TASK PROMPT — Below are some records. How many of their lines contain the string "name"? Give the number only.

STORED DATA —

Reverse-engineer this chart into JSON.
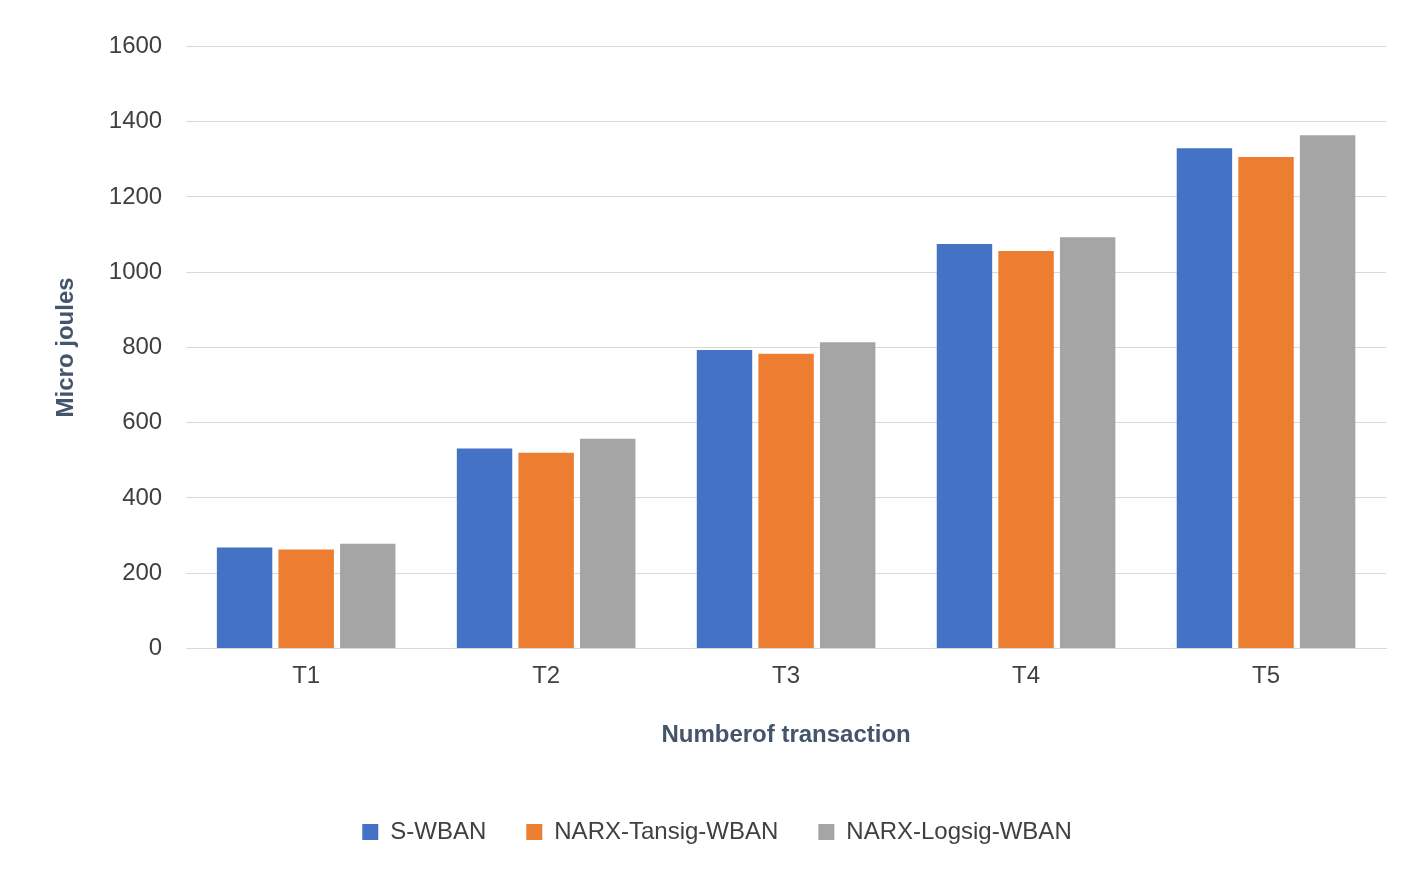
{
  "chart_data": {
    "type": "bar",
    "xlabel": "Numberof transaction",
    "ylabel": "Micro joules",
    "categories": [
      "T1",
      "T2",
      "T3",
      "T4",
      "T5"
    ],
    "series": [
      {
        "name": "S-WBAN",
        "color": "#4472c4",
        "values": [
          268,
          531,
          793,
          1075,
          1329
        ]
      },
      {
        "name": "NARX-Tansig-WBAN",
        "color": "#ed7d31",
        "values": [
          263,
          520,
          783,
          1056,
          1306
        ]
      },
      {
        "name": "NARX-Logsig-WBAN",
        "color": "#a5a5a5",
        "values": [
          278,
          557,
          814,
          1093,
          1364
        ]
      }
    ],
    "ylim": [
      0,
      1600
    ],
    "yticks": [
      0,
      200,
      400,
      600,
      800,
      1000,
      1200,
      1400,
      1600
    ],
    "grid": "y",
    "legend": "bottom"
  }
}
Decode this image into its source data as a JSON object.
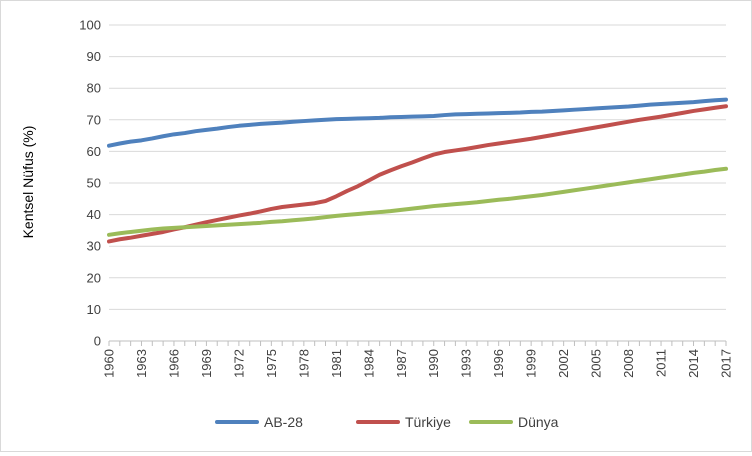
{
  "chart_data": {
    "type": "line",
    "title": "",
    "xlabel": "",
    "ylabel": "Kentsel Nüfus (%)",
    "ylim": [
      0,
      100
    ],
    "yticks": [
      "0",
      "10",
      "20",
      "30",
      "40",
      "50",
      "60",
      "70",
      "80",
      "90",
      "100"
    ],
    "xtick_labels": [
      "1960",
      "1963",
      "1966",
      "1969",
      "1972",
      "1975",
      "1978",
      "1981",
      "1984",
      "1987",
      "1990",
      "1993",
      "1996",
      "1999",
      "2002",
      "2005",
      "2008",
      "2011",
      "2014",
      "2017"
    ],
    "grid": true,
    "legend_position": "bottom",
    "x": [
      1960,
      1961,
      1962,
      1963,
      1964,
      1965,
      1966,
      1967,
      1968,
      1969,
      1970,
      1971,
      1972,
      1973,
      1974,
      1975,
      1976,
      1977,
      1978,
      1979,
      1980,
      1981,
      1982,
      1983,
      1984,
      1985,
      1986,
      1987,
      1988,
      1989,
      1990,
      1991,
      1992,
      1993,
      1994,
      1995,
      1996,
      1997,
      1998,
      1999,
      2000,
      2001,
      2002,
      2003,
      2004,
      2005,
      2006,
      2007,
      2008,
      2009,
      2010,
      2011,
      2012,
      2013,
      2014,
      2015,
      2016,
      2017
    ],
    "series": [
      {
        "name": "AB-28",
        "color": "#4f81bd",
        "values": [
          61.8,
          62.5,
          63.1,
          63.5,
          64.1,
          64.8,
          65.4,
          65.8,
          66.4,
          66.8,
          67.2,
          67.7,
          68.1,
          68.4,
          68.7,
          68.9,
          69.1,
          69.4,
          69.6,
          69.8,
          70.0,
          70.2,
          70.3,
          70.4,
          70.5,
          70.6,
          70.8,
          70.9,
          71.0,
          71.1,
          71.2,
          71.5,
          71.7,
          71.8,
          71.9,
          72.0,
          72.1,
          72.2,
          72.3,
          72.5,
          72.6,
          72.8,
          73.0,
          73.2,
          73.4,
          73.6,
          73.8,
          74.0,
          74.2,
          74.5,
          74.8,
          75.0,
          75.2,
          75.4,
          75.6,
          75.9,
          76.2,
          76.4
        ]
      },
      {
        "name": "Türkiye",
        "color": "#c0504d",
        "values": [
          31.5,
          32.2,
          32.7,
          33.3,
          33.9,
          34.5,
          35.3,
          36.0,
          36.8,
          37.6,
          38.3,
          39.0,
          39.7,
          40.3,
          41.0,
          41.8,
          42.4,
          42.8,
          43.2,
          43.6,
          44.3,
          45.8,
          47.5,
          49.0,
          50.8,
          52.6,
          54.0,
          55.3,
          56.5,
          57.8,
          59.0,
          59.8,
          60.3,
          60.8,
          61.4,
          62.0,
          62.5,
          63.0,
          63.5,
          64.0,
          64.6,
          65.2,
          65.8,
          66.4,
          67.0,
          67.6,
          68.2,
          68.8,
          69.4,
          70.0,
          70.5,
          71.0,
          71.6,
          72.2,
          72.8,
          73.3,
          73.8,
          74.3
        ]
      },
      {
        "name": "Dünya",
        "color": "#9bbb59",
        "values": [
          33.6,
          34.1,
          34.5,
          34.9,
          35.3,
          35.6,
          35.8,
          36.0,
          36.2,
          36.4,
          36.6,
          36.8,
          37.0,
          37.2,
          37.4,
          37.7,
          37.9,
          38.2,
          38.5,
          38.8,
          39.2,
          39.6,
          39.9,
          40.2,
          40.5,
          40.8,
          41.1,
          41.5,
          41.9,
          42.3,
          42.7,
          43.0,
          43.3,
          43.6,
          43.9,
          44.3,
          44.7,
          45.0,
          45.4,
          45.8,
          46.2,
          46.7,
          47.2,
          47.7,
          48.2,
          48.7,
          49.2,
          49.7,
          50.2,
          50.7,
          51.2,
          51.7,
          52.2,
          52.7,
          53.2,
          53.6,
          54.1,
          54.5
        ]
      }
    ]
  }
}
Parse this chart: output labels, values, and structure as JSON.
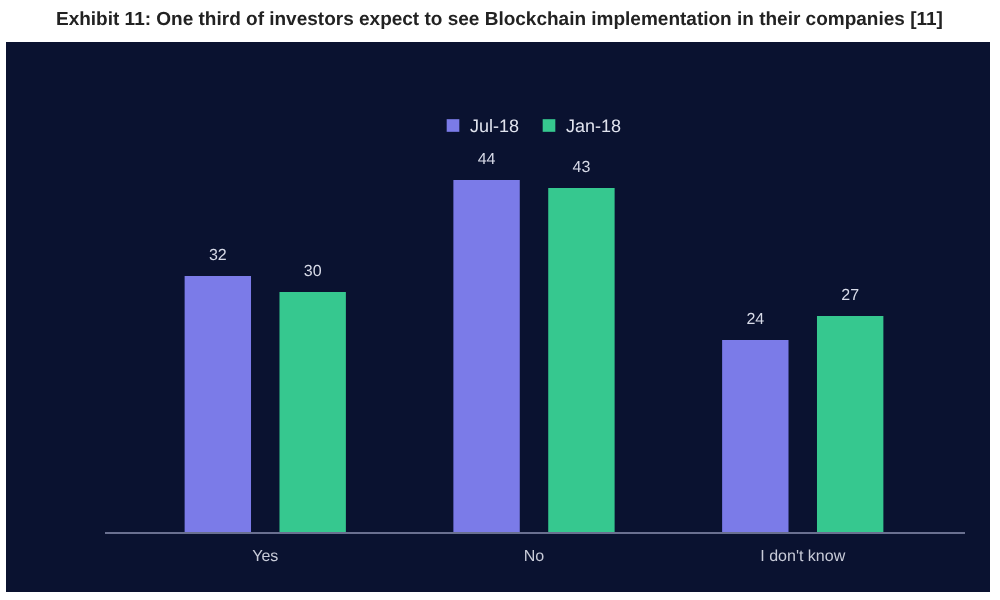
{
  "chart_data": {
    "type": "bar",
    "title": "Exhibit 11: One third of investors expect to see Blockchain implementation in their companies [11]",
    "categories": [
      "Yes",
      "No",
      "I don't know"
    ],
    "series": [
      {
        "name": "Jul-18",
        "color": "#7b7be8",
        "values": [
          32,
          44,
          24
        ]
      },
      {
        "name": "Jan-18",
        "color": "#36c88f",
        "values": [
          30,
          43,
          27
        ]
      }
    ],
    "data_labels": true,
    "legend": "top",
    "grid": false
  }
}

EXPECTED OUTPUT — 8